What Skills Should Every Leader Have?

Just like my last list about skills every worker should have, this list cover skills I think every single leader should have.

HOWEVER! There is a lot more variability in this list because there are so many different types of leaders, and some organizations or people prefer certain types of leaders. So these will be the skills that I personally have found most valuable in my own leadership experience, or those skills that I’ve most appreciated in the people that have lead me.

The first four are more “transitionary” skills — these are skills that I think are valuable for both leaders and workers. The last four are specific primarily to leaders (although it wouldn’t hurt for workers to have them as well).

Let’s make our list, and talk a little about it’s construction.

  1. Stress Management
  2. Empathetic Understanding (Active Listening)
  3. Project Management
  4. Cultural Cultivation
  5. Alignment
  6. Strategy
  7. Employee Development
  8. Conflict Resolution

You’ll note first that several of these skills are expansions or refinements of “worker” skills. “Empathetic Understanding” is an extension of “Communication.” In communication we would concern ourselves with making ourselves understood, and in Empathetic Understanding we would concern ourselves with understanding others.

Likewise “Employee Development” extends “Self Development” and “Project Management” extends “Personal Productivity.” If we re-arranged these skills to better demonstrate their relationship we could do it thus:

BeginnerIntermediateAdvanced
Self DevelopmentEmployee DevelopmentCultural Cultivation (Team development)

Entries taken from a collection
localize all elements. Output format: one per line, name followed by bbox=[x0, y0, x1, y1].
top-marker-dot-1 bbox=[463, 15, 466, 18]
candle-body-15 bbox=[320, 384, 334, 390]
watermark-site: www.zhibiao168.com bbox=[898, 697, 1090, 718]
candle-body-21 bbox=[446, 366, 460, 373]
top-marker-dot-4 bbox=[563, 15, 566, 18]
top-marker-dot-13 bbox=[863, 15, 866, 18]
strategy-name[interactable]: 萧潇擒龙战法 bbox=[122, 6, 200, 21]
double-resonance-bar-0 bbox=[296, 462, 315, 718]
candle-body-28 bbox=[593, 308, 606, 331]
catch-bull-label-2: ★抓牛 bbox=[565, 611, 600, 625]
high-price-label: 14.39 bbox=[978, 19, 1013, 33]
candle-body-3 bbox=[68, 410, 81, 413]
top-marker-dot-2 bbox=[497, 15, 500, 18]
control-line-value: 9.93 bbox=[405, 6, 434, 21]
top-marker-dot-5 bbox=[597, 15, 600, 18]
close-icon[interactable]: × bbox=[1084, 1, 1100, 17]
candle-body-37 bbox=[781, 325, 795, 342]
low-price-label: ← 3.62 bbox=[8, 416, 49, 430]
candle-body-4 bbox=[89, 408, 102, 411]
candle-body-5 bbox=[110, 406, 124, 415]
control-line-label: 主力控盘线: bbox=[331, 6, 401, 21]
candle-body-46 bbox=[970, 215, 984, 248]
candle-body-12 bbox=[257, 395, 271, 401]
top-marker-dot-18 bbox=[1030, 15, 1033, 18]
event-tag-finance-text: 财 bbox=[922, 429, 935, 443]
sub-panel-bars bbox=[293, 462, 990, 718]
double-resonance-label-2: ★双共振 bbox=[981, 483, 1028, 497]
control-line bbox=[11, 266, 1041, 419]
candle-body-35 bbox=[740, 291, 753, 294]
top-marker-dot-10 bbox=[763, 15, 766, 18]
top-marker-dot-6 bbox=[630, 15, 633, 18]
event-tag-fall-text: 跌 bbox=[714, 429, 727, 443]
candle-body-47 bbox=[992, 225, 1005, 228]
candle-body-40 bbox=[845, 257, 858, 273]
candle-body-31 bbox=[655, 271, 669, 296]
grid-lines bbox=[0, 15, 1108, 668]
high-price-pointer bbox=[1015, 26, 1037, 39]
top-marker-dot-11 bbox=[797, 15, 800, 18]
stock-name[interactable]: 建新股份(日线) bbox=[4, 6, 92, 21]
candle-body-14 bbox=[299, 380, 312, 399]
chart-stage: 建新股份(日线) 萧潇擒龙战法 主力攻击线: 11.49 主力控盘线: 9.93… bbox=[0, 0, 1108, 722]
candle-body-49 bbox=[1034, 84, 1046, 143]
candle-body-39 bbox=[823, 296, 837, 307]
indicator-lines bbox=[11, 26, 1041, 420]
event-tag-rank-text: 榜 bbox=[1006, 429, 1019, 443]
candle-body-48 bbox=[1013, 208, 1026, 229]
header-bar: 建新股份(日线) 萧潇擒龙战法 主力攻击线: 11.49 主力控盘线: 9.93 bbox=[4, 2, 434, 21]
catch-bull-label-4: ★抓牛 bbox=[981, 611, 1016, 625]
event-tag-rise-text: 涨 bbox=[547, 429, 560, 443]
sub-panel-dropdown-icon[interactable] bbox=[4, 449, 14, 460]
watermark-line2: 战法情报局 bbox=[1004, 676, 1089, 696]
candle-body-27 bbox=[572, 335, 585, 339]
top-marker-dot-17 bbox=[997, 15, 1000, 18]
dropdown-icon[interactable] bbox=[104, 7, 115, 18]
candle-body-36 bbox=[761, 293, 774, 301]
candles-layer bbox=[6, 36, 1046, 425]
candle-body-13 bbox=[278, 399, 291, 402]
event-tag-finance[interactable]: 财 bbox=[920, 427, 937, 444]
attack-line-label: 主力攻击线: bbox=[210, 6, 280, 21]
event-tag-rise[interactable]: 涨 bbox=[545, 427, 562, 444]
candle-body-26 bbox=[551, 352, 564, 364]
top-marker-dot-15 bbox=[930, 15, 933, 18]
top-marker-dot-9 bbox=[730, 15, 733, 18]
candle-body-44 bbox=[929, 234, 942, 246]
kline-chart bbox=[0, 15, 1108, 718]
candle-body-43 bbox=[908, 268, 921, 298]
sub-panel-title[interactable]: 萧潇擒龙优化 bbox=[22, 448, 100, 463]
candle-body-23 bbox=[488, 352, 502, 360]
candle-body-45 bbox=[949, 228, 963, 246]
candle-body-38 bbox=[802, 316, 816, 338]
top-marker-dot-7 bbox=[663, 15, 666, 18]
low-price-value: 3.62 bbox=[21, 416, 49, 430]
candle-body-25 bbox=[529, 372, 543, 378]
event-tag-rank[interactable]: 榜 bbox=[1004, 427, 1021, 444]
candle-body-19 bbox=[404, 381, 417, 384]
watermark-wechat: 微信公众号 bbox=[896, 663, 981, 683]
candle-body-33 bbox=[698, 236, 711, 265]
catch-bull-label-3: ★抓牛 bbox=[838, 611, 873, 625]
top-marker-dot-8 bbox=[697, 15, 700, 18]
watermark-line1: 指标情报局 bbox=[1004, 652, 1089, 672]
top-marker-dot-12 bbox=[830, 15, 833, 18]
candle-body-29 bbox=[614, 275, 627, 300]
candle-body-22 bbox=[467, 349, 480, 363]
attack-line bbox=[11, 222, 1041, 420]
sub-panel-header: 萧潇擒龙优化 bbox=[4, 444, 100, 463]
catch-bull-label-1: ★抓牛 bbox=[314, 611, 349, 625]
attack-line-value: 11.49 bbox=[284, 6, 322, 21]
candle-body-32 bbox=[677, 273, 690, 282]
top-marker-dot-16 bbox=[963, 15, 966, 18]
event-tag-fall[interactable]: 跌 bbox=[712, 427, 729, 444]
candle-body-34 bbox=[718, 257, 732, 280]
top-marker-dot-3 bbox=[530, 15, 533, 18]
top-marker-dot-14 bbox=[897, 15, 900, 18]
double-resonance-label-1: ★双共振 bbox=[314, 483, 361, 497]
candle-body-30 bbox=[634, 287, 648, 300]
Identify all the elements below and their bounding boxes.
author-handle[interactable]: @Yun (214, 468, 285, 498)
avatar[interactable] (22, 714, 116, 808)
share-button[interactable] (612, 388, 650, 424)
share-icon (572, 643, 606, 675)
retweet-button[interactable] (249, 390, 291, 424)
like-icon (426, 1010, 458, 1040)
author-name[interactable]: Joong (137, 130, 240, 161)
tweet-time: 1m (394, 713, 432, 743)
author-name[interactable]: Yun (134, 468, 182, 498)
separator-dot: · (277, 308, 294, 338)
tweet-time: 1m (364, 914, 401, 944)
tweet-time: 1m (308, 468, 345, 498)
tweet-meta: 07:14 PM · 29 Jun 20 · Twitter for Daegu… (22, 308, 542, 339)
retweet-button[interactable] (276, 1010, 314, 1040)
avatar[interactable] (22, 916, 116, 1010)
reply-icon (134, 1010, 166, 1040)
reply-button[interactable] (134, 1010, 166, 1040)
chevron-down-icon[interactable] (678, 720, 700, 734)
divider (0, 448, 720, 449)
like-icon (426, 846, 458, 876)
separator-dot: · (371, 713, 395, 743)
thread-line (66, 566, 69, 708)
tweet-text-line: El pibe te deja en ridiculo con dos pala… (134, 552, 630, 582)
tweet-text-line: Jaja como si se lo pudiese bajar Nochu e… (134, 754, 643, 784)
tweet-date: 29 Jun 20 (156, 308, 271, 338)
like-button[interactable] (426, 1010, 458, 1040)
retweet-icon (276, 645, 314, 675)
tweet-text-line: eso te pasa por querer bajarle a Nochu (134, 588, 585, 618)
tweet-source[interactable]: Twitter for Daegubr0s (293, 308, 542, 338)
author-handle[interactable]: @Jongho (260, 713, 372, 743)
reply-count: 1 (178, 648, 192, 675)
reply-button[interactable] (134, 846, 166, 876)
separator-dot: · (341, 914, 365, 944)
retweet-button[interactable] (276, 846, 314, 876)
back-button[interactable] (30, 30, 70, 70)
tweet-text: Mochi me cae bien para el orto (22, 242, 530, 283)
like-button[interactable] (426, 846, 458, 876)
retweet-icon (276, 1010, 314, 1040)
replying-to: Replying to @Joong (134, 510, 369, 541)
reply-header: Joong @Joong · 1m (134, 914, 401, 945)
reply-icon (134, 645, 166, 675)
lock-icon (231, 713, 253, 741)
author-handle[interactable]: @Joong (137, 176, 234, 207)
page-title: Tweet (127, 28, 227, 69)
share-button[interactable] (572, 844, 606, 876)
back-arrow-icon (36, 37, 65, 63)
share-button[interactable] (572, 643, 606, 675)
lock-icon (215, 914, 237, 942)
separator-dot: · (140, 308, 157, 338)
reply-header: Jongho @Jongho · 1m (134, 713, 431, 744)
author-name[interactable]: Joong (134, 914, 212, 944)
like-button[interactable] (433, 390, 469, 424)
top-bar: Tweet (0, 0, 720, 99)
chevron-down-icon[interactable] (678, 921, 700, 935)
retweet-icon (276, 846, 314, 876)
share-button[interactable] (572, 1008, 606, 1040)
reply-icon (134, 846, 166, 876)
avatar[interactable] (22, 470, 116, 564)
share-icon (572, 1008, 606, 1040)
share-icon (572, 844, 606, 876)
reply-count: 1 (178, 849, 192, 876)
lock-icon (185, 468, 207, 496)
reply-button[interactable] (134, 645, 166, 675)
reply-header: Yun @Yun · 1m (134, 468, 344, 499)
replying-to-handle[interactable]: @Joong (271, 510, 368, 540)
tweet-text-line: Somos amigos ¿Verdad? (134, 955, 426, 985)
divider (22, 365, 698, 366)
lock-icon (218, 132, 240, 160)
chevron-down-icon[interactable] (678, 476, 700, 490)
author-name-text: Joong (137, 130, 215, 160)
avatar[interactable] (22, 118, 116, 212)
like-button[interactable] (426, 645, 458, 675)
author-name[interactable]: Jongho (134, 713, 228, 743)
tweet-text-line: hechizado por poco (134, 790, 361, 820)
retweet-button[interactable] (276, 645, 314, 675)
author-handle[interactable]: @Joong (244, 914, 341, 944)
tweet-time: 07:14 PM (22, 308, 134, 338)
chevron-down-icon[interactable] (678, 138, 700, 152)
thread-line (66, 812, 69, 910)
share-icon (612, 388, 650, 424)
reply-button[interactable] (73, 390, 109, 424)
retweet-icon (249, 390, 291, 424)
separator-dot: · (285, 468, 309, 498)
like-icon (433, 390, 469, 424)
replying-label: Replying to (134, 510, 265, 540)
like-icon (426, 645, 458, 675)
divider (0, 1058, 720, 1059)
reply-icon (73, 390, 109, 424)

Exercise details
Continue the piece on leadership skills from the point where it stops.

Exercise output
CommunicationEmpathetic UnderstandingConflict Resolution
Continuous ImprovementAlignmentStrategy
Personal ProductivityProject Management

Oh man! It’s hard for me to leave that last spot blank, but I’m still working through these skills and I think I have some more pondering to do (although this post has been very helpful).

You’ll notice “Stress Management” isn’t in that box, because it wouldn’t really make sense, but I don’t want to remove it from the plan either. Stress management is a pretty key skill for both workers and managers to have, and many people uh … aren’t great at it (myself included).

But it doesn’t fit super well within this three tiered model I’ve found myself creating which is also OK. Maybe the three tiered model is too artificial a construct to withstand impact with reality.

Were I to fill in that last box … I’m not sure. When I think about it the last line is all about building on productive individuals to create productive teams — teams that know what needs to be done, can prioritize, and effectively use their time. Project management obviously goes in that row. Strategy or alignment could as well, honestly, but I like them extending “continuous improvement” because strategy and alignment are both key ingredients in continuous improvement — you can’t improve if you don’t know the direction you’re improving in, which comes from strategy and alignment.

Something about prioritization should go in that bottom row, though. If you think about it, the next step after someone can do tasks, then a team can do projects, is to make sure the most important and valuable projects are being done.

I’m going to think on this some more.